> [Task to complete]:
Every entry that follows should be reproduced exactly.

> [Dataset entries]:

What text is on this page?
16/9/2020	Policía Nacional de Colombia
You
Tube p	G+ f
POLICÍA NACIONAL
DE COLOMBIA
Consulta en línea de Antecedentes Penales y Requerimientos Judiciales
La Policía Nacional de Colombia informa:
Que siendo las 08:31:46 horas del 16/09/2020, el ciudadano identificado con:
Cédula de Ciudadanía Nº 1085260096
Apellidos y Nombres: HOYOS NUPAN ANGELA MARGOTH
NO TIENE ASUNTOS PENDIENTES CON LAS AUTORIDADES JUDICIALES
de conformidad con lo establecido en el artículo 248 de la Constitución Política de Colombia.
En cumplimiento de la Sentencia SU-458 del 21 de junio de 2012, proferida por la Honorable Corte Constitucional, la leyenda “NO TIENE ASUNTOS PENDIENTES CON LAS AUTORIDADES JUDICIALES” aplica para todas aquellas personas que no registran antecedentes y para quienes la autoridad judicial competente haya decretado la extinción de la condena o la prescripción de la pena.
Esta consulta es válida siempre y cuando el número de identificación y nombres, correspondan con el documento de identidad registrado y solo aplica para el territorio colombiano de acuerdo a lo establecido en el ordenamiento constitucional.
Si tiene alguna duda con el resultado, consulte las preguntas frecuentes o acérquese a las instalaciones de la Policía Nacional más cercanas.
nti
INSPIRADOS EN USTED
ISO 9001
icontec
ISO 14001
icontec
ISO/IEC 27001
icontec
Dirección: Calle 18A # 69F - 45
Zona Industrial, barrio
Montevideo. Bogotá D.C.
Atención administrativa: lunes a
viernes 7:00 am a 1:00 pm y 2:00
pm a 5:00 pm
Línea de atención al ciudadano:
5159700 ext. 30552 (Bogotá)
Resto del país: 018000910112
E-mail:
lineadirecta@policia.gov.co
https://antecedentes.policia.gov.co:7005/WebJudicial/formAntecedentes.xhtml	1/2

> [Solved problem]:
What text is on this page?
16/9/2020	Policía Nacional de Colombia
You
Tube p	G+ f
POLICÍA NACIONAL
DE COLOMBIA
Consulta en línea de Antecedentes Penales y Requerimientos Judiciales
La Policía Nacional de Colombia informa:
Que siendo las 08:31:46 horas del 16/09/2020, el ciudadano identificado con:
Cédula de Ciudadanía Nº 1085260096
Apellidos y Nombres: HOYOS NUPAN ANGELA MARGOTH
NO TIENE ASUNTOS PENDIENTES CON LAS AUTORIDADES JUDICIALES
de conformidad con lo establecido en el artículo 248 de la Constitución Política de Colombia.
En cumplimiento de la Sentencia SU-458 del 21 de junio de 2012, proferida por la Honorable Corte Constitucional, la leyenda “NO TIENE ASUNTOS PENDIENTES CON LAS AUTORIDADES JUDICIALES” aplica para todas aquellas personas que no registran antecedentes y para quienes la autoridad judicial competente haya decretado la extinción de la condena o la prescripción de la pena.
Esta consulta es válida siempre y cuando el número de identificación y nombres, correspondan con el documento de identidad registrado y solo aplica para el territorio colombiano de acuerdo a lo establecido en el ordenamiento constitucional.
Si tiene alguna duda con el resultado, consulte las preguntas frecuentes o acérquese a las instalaciones de la Policía Nacional más cercanas.
nti
INSPIRADOS EN USTED
ISO 9001
icontec
ISO 14001
icontec
ISO/IEC 27001
icontec
Dirección: Calle 18A # 69F - 45
Zona Industrial, barrio
Montevideo. Bogotá D.C.
Atención administrativa: lunes a
viernes 7:00 am a 1:00 pm y 2:00
pm a 5:00 pm
Línea de atención al ciudadano:
5159700 ext. 30552 (Bogotá)
Resto del país: 018000910112
E-mail:
lineadirecta@policia.gov.co
https://antecedentes.policia.gov.co:7005/WebJudicial/formAntecedentes.xhtml	1/2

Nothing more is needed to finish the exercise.